Each record is to be printed again precisely as it reads.

● Material

━━━━━━━━━━

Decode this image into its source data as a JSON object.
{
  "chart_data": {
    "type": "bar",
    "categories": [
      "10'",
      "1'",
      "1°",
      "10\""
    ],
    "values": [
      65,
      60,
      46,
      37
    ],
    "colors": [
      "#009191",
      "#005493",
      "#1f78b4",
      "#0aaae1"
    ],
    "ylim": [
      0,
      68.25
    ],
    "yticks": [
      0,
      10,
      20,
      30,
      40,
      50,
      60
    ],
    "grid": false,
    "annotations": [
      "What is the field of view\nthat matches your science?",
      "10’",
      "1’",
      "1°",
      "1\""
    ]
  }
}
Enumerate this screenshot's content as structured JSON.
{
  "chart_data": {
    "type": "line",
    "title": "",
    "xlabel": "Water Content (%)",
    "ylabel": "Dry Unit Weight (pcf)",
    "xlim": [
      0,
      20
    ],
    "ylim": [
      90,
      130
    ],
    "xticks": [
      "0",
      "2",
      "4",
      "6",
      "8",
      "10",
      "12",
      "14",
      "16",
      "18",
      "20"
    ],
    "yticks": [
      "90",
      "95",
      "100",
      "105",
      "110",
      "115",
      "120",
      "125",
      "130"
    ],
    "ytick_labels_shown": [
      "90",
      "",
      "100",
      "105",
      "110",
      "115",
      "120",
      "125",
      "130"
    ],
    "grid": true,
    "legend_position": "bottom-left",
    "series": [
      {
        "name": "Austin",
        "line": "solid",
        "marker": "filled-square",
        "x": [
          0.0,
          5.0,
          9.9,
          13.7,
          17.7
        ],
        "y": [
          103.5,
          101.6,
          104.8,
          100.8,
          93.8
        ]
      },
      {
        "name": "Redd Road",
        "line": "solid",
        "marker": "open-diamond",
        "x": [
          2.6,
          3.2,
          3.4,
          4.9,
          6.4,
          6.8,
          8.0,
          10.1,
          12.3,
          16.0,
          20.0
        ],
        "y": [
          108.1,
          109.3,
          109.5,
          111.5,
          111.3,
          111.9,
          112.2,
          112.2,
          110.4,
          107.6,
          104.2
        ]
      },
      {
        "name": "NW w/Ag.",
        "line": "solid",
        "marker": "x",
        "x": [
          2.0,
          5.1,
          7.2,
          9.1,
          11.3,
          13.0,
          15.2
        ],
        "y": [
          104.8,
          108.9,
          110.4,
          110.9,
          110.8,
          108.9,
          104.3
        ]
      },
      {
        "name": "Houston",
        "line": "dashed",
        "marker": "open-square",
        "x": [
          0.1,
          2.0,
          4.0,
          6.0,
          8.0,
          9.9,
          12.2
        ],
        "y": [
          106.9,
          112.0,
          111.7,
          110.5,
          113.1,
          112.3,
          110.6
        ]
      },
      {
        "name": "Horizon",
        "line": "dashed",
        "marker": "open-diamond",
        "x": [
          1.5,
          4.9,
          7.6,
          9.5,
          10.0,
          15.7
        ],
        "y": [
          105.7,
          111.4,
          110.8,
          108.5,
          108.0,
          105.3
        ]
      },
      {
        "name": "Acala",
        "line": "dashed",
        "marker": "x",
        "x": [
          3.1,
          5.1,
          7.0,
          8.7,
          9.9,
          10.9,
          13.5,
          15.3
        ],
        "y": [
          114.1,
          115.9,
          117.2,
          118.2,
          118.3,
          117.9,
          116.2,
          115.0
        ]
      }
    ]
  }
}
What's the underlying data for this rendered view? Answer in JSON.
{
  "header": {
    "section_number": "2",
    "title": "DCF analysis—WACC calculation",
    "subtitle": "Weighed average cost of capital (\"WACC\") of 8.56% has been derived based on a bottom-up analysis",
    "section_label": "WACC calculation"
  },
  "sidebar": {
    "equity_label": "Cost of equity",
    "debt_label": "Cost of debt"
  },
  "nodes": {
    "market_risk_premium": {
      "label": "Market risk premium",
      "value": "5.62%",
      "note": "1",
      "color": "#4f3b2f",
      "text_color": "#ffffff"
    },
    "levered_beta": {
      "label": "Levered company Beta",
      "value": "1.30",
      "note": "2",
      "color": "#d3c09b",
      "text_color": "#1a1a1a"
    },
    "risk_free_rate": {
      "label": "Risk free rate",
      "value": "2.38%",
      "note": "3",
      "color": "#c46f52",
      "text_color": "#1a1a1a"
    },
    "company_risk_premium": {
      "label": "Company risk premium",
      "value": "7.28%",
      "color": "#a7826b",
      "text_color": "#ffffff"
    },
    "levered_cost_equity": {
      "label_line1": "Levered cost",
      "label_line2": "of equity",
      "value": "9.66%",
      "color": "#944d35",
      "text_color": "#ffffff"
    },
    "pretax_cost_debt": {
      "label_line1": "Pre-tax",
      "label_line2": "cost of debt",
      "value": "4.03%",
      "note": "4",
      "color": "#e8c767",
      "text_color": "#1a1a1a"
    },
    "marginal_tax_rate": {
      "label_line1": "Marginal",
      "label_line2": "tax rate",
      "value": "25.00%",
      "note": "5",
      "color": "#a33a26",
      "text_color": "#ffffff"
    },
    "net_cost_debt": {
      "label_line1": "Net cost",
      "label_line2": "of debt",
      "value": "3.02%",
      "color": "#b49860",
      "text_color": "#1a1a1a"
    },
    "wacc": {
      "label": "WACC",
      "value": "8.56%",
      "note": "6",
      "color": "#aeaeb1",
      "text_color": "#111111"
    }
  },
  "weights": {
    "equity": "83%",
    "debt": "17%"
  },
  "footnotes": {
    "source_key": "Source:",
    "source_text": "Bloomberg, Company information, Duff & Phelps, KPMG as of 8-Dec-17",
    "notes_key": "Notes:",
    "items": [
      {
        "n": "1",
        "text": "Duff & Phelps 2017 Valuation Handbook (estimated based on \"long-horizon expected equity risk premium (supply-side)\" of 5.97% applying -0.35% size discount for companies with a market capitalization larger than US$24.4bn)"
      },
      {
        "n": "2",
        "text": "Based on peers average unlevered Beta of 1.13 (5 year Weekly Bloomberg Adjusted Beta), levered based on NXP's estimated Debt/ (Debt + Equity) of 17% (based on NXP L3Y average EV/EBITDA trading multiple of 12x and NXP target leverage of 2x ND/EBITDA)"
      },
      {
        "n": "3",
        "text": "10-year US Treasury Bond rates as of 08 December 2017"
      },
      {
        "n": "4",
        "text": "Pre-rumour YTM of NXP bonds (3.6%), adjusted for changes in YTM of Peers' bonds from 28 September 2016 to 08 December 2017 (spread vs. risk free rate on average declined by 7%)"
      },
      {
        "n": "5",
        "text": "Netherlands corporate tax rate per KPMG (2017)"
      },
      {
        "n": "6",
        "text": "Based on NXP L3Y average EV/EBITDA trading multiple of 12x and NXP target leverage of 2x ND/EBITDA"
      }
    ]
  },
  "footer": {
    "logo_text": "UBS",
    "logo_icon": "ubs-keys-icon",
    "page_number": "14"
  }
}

━━━━━━━━━━

● Worked answer
Decode this image into its source data as a JSON object.
{
  "chart_data": {
    "type": "bar",
    "categories": [
      "10'",
      "1'",
      "1°",
      "10\""
    ],
    "values": [
      65,
      60,
      46,
      37
    ],
    "colors": [
      "#009191",
      "#005493",
      "#1f78b4",
      "#0aaae1"
    ],
    "ylim": [
      0,
      68.25
    ],
    "yticks": [
      0,
      10,
      20,
      30,
      40,
      50,
      60
    ],
    "grid": false,
    "annotations": [
      "What is the field of view\nthat matches your science?",
      "10’",
      "1’",
      "1°",
      "1\""
    ]
  }
}
Enumerate this screenshot's content as structured JSON.
{
  "chart_data": {
    "type": "line",
    "title": "",
    "xlabel": "Water Content (%)",
    "ylabel": "Dry Unit Weight (pcf)",
    "xlim": [
      0,
      20
    ],
    "ylim": [
      90,
      130
    ],
    "xticks": [
      "0",
      "2",
      "4",
      "6",
      "8",
      "10",
      "12",
      "14",
      "16",
      "18",
      "20"
    ],
    "yticks": [
      "90",
      "95",
      "100",
      "105",
      "110",
      "115",
      "120",
      "125",
      "130"
    ],
    "ytick_labels_shown": [
      "90",
      "",
      "100",
      "105",
      "110",
      "115",
      "120",
      "125",
      "130"
    ],
    "grid": true,
    "legend_position": "bottom-left",
    "series": [
      {
        "name": "Austin",
        "line": "solid",
        "marker": "filled-square",
        "x": [
          0.0,
          5.0,
          9.9,
          13.7,
          17.7
        ],
        "y": [
          103.5,
          101.6,
          104.8,
          100.8,
          93.8
        ]
      },
      {
        "name": "Redd Road",
        "line": "solid",
        "marker": "open-diamond",
        "x": [
          2.6,
          3.2,
          3.4,
          4.9,
          6.4,
          6.8,
          8.0,
          10.1,
          12.3,
          16.0,
          20.0
        ],
        "y": [
          108.1,
          109.3,
          109.5,
          111.5,
          111.3,
          111.9,
          112.2,
          112.2,
          110.4,
          107.6,
          104.2
        ]
      },
      {
        "name": "NW w/Ag.",
        "line": "solid",
        "marker": "x",
        "x": [
          2.0,
          5.1,
          7.2,
          9.1,
          11.3,
          13.0,
          15.2
        ],
        "y": [
          104.8,
          108.9,
          110.4,
          110.9,
          110.8,
          108.9,
          104.3
        ]
      },
      {
        "name": "Houston",
        "line": "dashed",
        "marker": "open-square",
        "x": [
          0.1,
          2.0,
          4.0,
          6.0,
          8.0,
          9.9,
          12.2
        ],
        "y": [
          106.9,
          112.0,
          111.7,
          110.5,
          113.1,
          112.3,
          110.6
        ]
      },
      {
        "name": "Horizon",
        "line": "dashed",
        "marker": "open-diamond",
        "x": [
          1.5,
          4.9,
          7.6,
          9.5,
          10.0,
          15.7
        ],
        "y": [
          105.7,
          111.4,
          110.8,
          108.5,
          108.0,
          105.3
        ]
      },
      {
        "name": "Acala",
        "line": "dashed",
        "marker": "x",
        "x": [
          3.1,
          5.1,
          7.0,
          8.7,
          9.9,
          10.9,
          13.5,
          15.3
        ],
        "y": [
          114.1,
          115.9,
          117.2,
          118.2,
          118.3,
          117.9,
          116.2,
          115.0
        ]
      }
    ]
  }
}
What's the underlying data for this rendered view? Answer in JSON.
{
  "header": {
    "section_number": "2",
    "title": "DCF analysis—WACC calculation",
    "subtitle": "Weighed average cost of capital (\"WACC\") of 8.56% has been derived based on a bottom-up analysis",
    "section_label": "WACC calculation"
  },
  "sidebar": {
    "equity_label": "Cost of equity",
    "debt_label": "Cost of debt"
  },
  "nodes": {
    "market_risk_premium": {
      "label": "Market risk premium",
      "value": "5.62%",
      "note": "1",
      "color": "#4f3b2f",
      "text_color": "#ffffff"
    },
    "levered_beta": {
      "label": "Levered company Beta",
      "value": "1.30",
      "note": "2",
      "color": "#d3c09b",
      "text_color": "#1a1a1a"
    },
    "risk_free_rate": {
      "label": "Risk free rate",
      "value": "2.38%",
      "note": "3",
      "color": "#c46f52",
      "text_color": "#1a1a1a"
    },
    "company_risk_premium": {
      "label": "Company risk premium",
      "value": "7.28%",
      "color": "#a7826b",
      "text_color": "#ffffff"
    },
    "levered_cost_equity": {
      "label_line1": "Levered cost",
      "label_line2": "of equity",
      "value": "9.66%",
      "color": "#944d35",
      "text_color": "#ffffff"
    },
    "pretax_cost_debt": {
      "label_line1": "Pre-tax",
      "label_line2": "cost of debt",
      "value": "4.03%",
      "note": "4",
      "color": "#e8c767",
      "text_color": "#1a1a1a"
    },
    "marginal_tax_rate": {
      "label_line1": "Marginal",
      "label_line2": "tax rate",
      "value": "25.00%",
      "note": "5",
      "color": "#a33a26",
      "text_color": "#ffffff"
    },
    "net_cost_debt": {
      "label_line1": "Net cost",
      "label_line2": "of debt",
      "value": "3.02%",
      "color": "#b49860",
      "text_color": "#1a1a1a"
    },
    "wacc": {
      "label": "WACC",
      "value": "8.56%",
      "note": "6",
      "color": "#aeaeb1",
      "text_color": "#111111"
    }
  },
  "weights": {
    "equity": "83%",
    "debt": "17%"
  },
  "footnotes": {
    "source_key": "Source:",
    "source_text": "Bloomberg, Company information, Duff & Phelps, KPMG as of 8-Dec-17",
    "notes_key": "Notes:",
    "items": [
      {
        "n": "1",
        "text": "Duff & Phelps 2017 Valuation Handbook (estimated based on \"long-horizon expected equity risk premium (supply-side)\" of 5.97% applying -0.35% size discount for companies with a market capitalization larger than US$24.4bn)"
      },
      {
        "n": "2",
        "text": "Based on peers average unlevered Beta of 1.13 (5 year Weekly Bloomberg Adjusted Beta), levered based on NXP's estimated Debt/ (Debt + Equity) of 17% (based on NXP L3Y average EV/EBITDA trading multiple of 12x and NXP target leverage of 2x ND/EBITDA)"
      },
      {
        "n": "3",
        "text": "10-year US Treasury Bond rates as of 08 December 2017"
      },
      {
        "n": "4",
        "text": "Pre-rumour YTM of NXP bonds (3.6%), adjusted for changes in YTM of Peers' bonds from 28 September 2016 to 08 December 2017 (spread vs. risk free rate on average declined by 7%)"
      },
      {
        "n": "5",
        "text": "Netherlands corporate tax rate per KPMG (2017)"
      },
      {
        "n": "6",
        "text": "Based on NXP L3Y average EV/EBITDA trading multiple of 12x and NXP target leverage of 2x ND/EBITDA"
      }
    ]
  },
  "footer": {
    "logo_text": "UBS",
    "logo_icon": "ubs-keys-icon",
    "page_number": "14"
  }
}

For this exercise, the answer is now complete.